**Stated task**: Below is a block of records; return all of them exactly, but without the images.

>> start Excerpted records

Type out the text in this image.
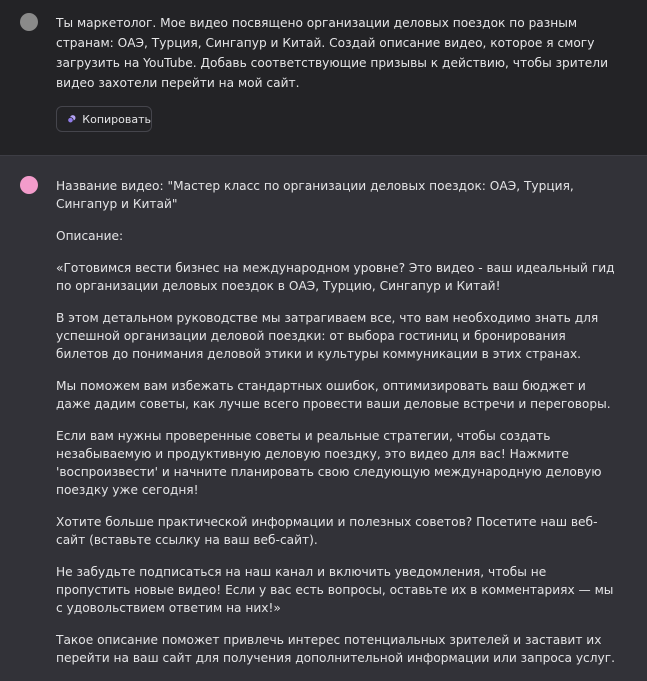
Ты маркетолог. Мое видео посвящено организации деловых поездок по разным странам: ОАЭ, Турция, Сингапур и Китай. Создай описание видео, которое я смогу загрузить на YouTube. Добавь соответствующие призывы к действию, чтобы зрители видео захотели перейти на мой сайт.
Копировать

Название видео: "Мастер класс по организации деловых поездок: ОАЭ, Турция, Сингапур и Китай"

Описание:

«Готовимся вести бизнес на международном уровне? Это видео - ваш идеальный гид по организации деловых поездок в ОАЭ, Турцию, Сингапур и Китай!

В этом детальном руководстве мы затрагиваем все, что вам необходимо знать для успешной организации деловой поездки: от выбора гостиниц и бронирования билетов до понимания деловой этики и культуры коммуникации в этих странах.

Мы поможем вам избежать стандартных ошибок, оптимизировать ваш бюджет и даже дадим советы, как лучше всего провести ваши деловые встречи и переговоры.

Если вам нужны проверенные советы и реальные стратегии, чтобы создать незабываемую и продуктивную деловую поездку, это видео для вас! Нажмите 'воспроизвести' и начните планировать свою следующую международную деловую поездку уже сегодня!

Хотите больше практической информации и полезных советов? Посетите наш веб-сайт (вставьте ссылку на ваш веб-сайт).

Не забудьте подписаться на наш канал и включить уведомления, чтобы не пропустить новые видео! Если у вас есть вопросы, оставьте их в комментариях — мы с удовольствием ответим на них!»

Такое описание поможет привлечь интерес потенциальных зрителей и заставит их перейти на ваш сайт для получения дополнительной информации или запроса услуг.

>> end Excerpted records

**Task response**:
Type out the text in this image.
Ты маркетолог. Мое видео посвящено организации деловых поездок по разным странам: ОАЭ, Турция, Сингапур и Китай. Создай описание видео, которое я смогу загрузить на YouTube. Добавь соответствующие призывы к действию, чтобы зрители видео захотели перейти на мой сайт.
Копировать

Название видео: "Мастер класс по организации деловых поездок: ОАЭ, Турция, Сингапур и Китай"

Описание:

«Готовимся вести бизнес на международном уровне? Это видео - ваш идеальный гид по организации деловых поездок в ОАЭ, Турцию, Сингапур и Китай!

В этом детальном руководстве мы затрагиваем все, что вам необходимо знать для успешной организации деловой поездки: от выбора гостиниц и бронирования билетов до понимания деловой этики и культуры коммуникации в этих странах.

Мы поможем вам избежать стандартных ошибок, оптимизировать ваш бюджет и даже дадим советы, как лучше всего провести ваши деловые встречи и переговоры.

Если вам нужны проверенные советы и реальные стратегии, чтобы создать незабываемую и продуктивную деловую поездку, это видео для вас! Нажмите 'воспроизвести' и начните планировать свою следующую международную деловую поездку уже сегодня!

Хотите больше практической информации и полезных советов? Посетите наш веб-сайт (вставьте ссылку на ваш веб-сайт).

Не забудьте подписаться на наш канал и включить уведомления, чтобы не пропустить новые видео! Если у вас есть вопросы, оставьте их в комментариях — мы с удовольствием ответим на них!»

Такое описание поможет привлечь интерес потенциальных зрителей и заставит их перейти на ваш сайт для получения дополнительной информации или запроса услуг.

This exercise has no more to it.